__STATED TASK__: Return each line holding the string "rapide".

─── RECORD SET

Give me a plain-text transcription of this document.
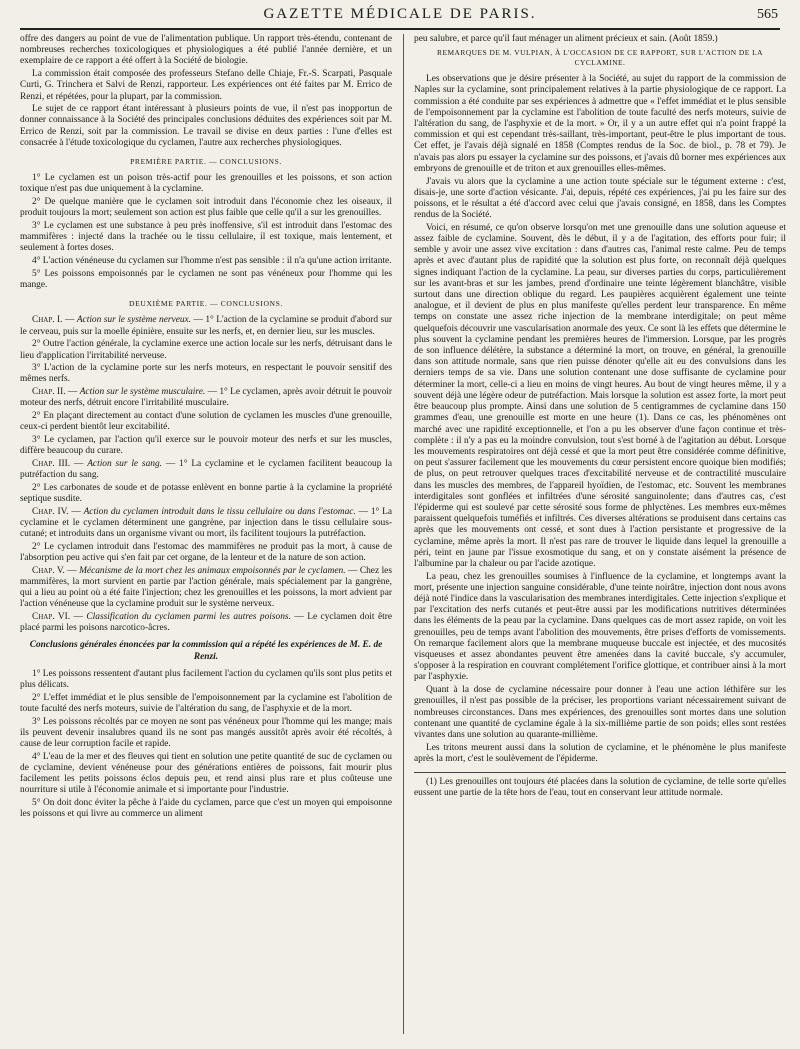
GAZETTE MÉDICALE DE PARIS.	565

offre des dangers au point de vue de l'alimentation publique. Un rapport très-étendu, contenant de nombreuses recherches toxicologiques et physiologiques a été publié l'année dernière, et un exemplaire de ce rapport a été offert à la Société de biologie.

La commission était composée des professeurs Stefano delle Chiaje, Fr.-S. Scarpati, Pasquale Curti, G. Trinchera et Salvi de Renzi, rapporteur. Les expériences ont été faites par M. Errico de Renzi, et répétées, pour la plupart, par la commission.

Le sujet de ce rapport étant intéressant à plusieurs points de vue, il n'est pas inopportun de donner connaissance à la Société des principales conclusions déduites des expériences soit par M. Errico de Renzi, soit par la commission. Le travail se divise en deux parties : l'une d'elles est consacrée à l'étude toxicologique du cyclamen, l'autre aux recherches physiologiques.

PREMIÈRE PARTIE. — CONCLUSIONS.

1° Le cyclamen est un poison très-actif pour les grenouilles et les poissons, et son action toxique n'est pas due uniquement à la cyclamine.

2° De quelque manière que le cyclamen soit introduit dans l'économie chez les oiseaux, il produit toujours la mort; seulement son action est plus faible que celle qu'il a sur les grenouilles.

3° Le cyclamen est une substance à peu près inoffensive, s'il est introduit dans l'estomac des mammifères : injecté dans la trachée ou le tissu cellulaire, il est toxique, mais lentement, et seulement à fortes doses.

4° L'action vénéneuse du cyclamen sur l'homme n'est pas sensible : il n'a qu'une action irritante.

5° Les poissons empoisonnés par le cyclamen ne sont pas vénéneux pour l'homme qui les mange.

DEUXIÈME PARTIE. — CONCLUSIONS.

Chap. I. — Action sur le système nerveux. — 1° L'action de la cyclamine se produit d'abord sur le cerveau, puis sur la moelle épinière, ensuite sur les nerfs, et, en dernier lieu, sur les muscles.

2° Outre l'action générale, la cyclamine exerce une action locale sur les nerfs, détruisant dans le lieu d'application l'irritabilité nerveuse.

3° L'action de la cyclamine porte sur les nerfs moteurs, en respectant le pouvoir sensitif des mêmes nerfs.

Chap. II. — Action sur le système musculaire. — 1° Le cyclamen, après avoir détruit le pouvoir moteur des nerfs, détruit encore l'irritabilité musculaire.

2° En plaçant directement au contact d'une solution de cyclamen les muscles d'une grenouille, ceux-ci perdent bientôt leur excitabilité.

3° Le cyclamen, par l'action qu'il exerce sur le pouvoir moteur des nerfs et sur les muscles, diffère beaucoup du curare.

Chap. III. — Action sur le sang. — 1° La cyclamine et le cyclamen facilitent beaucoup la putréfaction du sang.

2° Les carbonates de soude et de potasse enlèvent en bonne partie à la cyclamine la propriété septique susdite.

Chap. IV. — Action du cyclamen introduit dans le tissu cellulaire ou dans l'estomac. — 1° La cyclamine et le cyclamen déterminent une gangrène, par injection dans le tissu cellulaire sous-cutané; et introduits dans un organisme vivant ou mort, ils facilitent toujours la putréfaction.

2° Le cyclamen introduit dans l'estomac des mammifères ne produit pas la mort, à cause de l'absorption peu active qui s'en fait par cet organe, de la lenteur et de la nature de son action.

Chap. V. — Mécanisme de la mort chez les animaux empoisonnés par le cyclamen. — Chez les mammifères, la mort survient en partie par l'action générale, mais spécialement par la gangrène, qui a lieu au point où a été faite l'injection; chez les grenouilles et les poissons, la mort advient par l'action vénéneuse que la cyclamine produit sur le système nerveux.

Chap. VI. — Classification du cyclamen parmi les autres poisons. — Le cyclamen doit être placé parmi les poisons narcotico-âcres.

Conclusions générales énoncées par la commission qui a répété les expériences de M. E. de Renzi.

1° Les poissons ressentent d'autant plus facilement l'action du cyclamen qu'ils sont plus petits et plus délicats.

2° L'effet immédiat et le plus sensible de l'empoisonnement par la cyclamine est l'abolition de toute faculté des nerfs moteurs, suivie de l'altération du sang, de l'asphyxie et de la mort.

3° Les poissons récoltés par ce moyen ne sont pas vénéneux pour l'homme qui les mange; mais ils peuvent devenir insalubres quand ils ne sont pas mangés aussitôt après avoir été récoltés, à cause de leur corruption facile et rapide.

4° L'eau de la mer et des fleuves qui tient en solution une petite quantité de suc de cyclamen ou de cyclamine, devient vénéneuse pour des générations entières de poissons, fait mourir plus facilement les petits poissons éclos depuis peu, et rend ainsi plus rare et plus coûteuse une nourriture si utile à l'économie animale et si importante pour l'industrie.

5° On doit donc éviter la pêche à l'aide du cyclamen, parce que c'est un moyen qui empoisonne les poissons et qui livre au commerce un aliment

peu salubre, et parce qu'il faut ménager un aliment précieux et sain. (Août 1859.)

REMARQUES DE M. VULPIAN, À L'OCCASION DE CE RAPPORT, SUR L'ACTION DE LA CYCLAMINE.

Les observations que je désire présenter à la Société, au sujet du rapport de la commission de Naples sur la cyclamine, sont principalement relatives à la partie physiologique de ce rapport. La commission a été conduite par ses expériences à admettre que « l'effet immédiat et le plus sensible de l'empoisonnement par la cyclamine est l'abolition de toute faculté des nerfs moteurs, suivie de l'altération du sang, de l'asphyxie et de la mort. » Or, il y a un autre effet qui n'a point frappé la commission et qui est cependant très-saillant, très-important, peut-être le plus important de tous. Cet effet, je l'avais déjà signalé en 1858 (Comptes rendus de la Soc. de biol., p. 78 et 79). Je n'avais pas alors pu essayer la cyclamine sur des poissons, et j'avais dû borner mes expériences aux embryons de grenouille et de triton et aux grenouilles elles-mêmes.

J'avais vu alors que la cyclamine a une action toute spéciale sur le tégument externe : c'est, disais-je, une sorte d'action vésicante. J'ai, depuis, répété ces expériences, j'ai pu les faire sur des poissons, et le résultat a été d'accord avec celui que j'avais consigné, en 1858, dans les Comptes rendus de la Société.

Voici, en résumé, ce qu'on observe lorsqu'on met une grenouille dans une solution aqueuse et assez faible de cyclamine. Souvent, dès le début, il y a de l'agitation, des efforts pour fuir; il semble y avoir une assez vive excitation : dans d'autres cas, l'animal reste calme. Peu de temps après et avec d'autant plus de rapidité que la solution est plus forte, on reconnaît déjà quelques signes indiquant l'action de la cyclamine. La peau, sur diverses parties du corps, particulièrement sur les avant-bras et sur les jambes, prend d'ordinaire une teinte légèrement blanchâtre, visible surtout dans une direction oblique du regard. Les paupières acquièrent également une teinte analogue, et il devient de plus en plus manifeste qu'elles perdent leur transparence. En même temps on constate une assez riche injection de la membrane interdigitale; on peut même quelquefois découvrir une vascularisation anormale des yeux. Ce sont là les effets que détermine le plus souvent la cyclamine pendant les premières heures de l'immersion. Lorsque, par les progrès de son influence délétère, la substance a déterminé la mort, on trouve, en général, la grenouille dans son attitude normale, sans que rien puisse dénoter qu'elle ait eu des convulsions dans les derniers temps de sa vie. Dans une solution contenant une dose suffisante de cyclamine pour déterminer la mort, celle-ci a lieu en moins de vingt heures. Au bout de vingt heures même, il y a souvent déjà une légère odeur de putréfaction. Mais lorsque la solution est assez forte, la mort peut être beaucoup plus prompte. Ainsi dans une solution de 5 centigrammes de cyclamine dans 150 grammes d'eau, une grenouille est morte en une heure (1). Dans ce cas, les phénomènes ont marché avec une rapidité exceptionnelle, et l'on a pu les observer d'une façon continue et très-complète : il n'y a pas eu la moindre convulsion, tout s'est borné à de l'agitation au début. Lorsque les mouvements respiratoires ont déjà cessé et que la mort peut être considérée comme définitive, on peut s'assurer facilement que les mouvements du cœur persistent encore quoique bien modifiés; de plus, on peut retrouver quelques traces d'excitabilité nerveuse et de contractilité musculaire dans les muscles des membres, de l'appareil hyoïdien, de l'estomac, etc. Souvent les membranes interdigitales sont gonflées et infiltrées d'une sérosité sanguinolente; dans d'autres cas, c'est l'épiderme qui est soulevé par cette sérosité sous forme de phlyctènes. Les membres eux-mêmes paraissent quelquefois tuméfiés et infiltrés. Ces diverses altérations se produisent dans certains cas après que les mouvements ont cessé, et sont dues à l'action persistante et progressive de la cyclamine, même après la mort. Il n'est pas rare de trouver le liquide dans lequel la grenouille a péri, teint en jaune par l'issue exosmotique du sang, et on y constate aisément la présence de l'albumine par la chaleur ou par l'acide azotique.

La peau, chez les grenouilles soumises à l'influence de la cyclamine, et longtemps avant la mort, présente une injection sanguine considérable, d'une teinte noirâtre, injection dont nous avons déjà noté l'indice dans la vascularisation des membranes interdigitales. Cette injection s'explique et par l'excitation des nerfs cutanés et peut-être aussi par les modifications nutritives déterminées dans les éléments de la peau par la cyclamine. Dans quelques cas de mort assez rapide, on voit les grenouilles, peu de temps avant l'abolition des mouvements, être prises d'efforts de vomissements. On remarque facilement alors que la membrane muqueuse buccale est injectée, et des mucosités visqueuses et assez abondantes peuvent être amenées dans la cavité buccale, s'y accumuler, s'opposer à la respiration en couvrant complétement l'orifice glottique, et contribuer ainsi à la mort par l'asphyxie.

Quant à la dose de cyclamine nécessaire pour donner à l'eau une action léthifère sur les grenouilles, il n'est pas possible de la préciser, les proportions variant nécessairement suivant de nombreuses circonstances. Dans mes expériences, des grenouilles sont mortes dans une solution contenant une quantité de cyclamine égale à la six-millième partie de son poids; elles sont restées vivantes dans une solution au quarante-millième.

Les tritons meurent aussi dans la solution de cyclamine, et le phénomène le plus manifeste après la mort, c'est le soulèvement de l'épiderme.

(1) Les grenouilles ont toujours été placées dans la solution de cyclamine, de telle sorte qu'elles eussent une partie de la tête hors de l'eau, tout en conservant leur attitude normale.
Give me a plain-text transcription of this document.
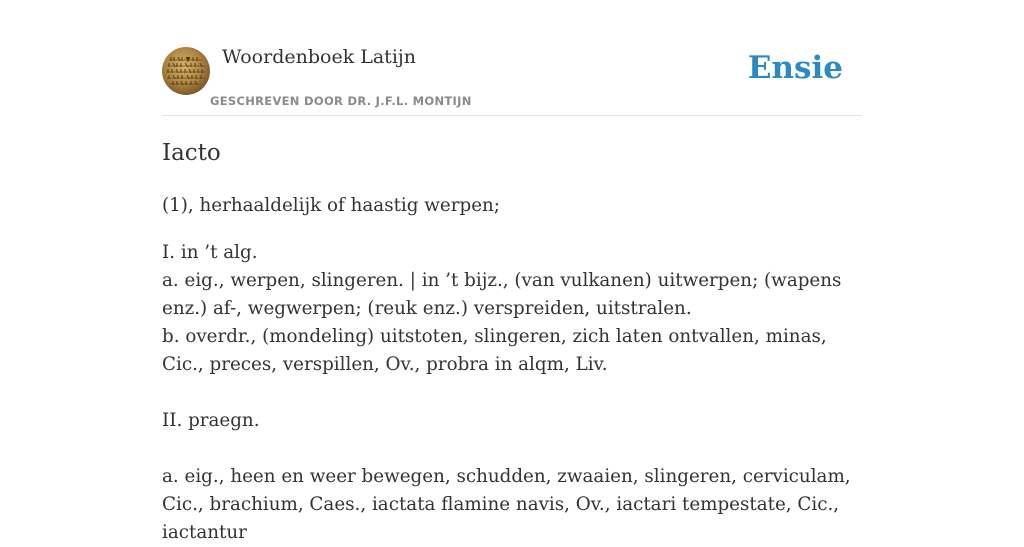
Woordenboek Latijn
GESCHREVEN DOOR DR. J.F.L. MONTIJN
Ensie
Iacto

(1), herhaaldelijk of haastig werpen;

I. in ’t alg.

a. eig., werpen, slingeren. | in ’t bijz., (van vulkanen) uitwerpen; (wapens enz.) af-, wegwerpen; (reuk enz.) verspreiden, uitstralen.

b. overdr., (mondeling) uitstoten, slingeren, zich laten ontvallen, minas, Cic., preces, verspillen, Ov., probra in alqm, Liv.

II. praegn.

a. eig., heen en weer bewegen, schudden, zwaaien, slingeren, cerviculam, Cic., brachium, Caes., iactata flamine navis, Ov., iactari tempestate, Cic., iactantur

──────

__ANSWER TO THIS TASK__:
3° Les poissons récoltés par ce moyen ne sont pas vénéneux pour l'homme qui les mange; mais ils peuvent devenir insalubres quand ils ne sont pas mangés aussitôt après avoir été récoltés, à cause de leur corruption facile et rapide.
La peau, chez les grenouilles soumises à l'influence de la cyclamine, et longtemps avant la mort, présente une injection sanguine considérable, d'une teinte noirâtre, injection dont nous avons déjà noté l'indice dans la vascularisation des membranes interdigitales. Cette injection s'explique et par l'excitation des nerfs cutanés et peut-être aussi par les modifications nutritives déterminées dans les éléments de la peau par la cyclamine. Dans quelques cas de mort assez rapide, on voit les grenouilles, peu de temps avant l'abolition des mouvements, être prises d'efforts de vomissements. On remarque facilement alors que la membrane muqueuse buccale est injectée, et des mucosités visqueuses et assez abondantes peuvent être amenées dans la cavité buccale, s'y accumuler, s'opposer à la respiration en couvrant complétement l'orifice glottique, et contribuer ainsi à la mort par l'asphyxie.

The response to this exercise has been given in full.